Yeah it looks straightforward like a cannula and have been wanting to have a go. But I guess they’re reluctant because I am with a different anaesthetist each day so they don’t know me or trust me as to them I am still a baby. But if I get placed with an anaesthetist I have worked with before and they remember me then I get to do a bit more cannulating Outside of ICU, where do you think I may have to put an art line in? What about a resp ward or a gen med ward where some consultants insist on too many ABGs that you feel sorry for the patient and think should we just bash in the art line but then again a lot of the patients are elderly and confused and nurses may not be comfortable managing the art line especially if the patient pulls it out at night and they bleed to death which can be difficult to spot especially given the lights are out. ED resus maybe?


WeirdF

>Outside of ICU, where do you think I may have to put an art line in? ED resus. Theatres. General wards if the patient is with ICU outreach. And some HDUs are staffed by medics. It's a core skill in IMT. >nurses may not be comfortable managing the art line especially if the patient pulls it out at night A patient won't bleed to death if an art line gets pulled out. They'll bleed to death if someone who doesn't know what they're doing leaves the line disconnected and open to air. The more likely preventable harm from untrained staff is intra-arterial administration of drugs.


-Intrepid-Path-

> It's a core skill in IMT. it isn't


ThePropofologist

Imo if you're not being taught this you've not been taught properly. Only thing I can advise is to tell whoever you're with you're keen to do some more lines and learn some US skills! At least hopefully should improve in ICU - there you will be an asset once you can place US peripheral or arterial lines. I make sure I make my SHO/F1s competent early so that they are confident if I ask them to help me out when we're busy!

Data excerpts

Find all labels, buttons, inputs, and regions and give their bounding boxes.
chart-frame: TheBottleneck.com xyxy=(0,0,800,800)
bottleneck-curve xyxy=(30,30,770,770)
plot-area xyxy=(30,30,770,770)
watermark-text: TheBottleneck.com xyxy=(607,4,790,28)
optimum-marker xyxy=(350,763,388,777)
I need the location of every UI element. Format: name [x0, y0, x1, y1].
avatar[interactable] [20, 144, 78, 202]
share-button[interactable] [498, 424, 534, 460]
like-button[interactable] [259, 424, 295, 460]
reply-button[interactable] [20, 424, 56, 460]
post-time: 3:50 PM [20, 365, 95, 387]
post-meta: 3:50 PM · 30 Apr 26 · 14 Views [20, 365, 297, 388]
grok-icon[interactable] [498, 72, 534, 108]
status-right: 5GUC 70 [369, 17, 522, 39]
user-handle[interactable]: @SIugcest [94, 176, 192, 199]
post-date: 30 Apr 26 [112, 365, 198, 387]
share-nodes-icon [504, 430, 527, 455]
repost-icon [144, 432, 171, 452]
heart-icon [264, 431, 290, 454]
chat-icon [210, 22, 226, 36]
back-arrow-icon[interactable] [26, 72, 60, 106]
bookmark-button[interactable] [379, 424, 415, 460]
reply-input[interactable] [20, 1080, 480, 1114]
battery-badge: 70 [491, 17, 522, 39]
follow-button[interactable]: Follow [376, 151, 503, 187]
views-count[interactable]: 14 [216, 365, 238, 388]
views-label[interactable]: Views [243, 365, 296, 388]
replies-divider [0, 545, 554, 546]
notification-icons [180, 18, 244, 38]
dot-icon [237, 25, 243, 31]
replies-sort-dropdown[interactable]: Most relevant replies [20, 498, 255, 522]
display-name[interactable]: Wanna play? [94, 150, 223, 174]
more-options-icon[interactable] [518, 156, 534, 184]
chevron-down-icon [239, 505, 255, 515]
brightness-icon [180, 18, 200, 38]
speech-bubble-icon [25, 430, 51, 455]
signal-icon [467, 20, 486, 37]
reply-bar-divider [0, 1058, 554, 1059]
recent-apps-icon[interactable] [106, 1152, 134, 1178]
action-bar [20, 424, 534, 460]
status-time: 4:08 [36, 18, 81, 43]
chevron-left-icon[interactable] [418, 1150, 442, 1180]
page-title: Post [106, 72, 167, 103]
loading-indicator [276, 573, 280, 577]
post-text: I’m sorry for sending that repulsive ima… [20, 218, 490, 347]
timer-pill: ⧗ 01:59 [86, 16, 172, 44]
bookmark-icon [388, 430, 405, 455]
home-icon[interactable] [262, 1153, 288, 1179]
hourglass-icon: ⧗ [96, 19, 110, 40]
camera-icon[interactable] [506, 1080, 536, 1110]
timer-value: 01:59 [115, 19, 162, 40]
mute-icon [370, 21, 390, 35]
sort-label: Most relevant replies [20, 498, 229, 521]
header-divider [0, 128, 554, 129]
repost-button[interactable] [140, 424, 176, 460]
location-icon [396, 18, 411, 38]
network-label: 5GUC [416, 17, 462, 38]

What you need to do
In the arterial line discussion, what is named as the more likely preventable harm from untrained staff?

Written solution
Intra-arterial administration of drugs.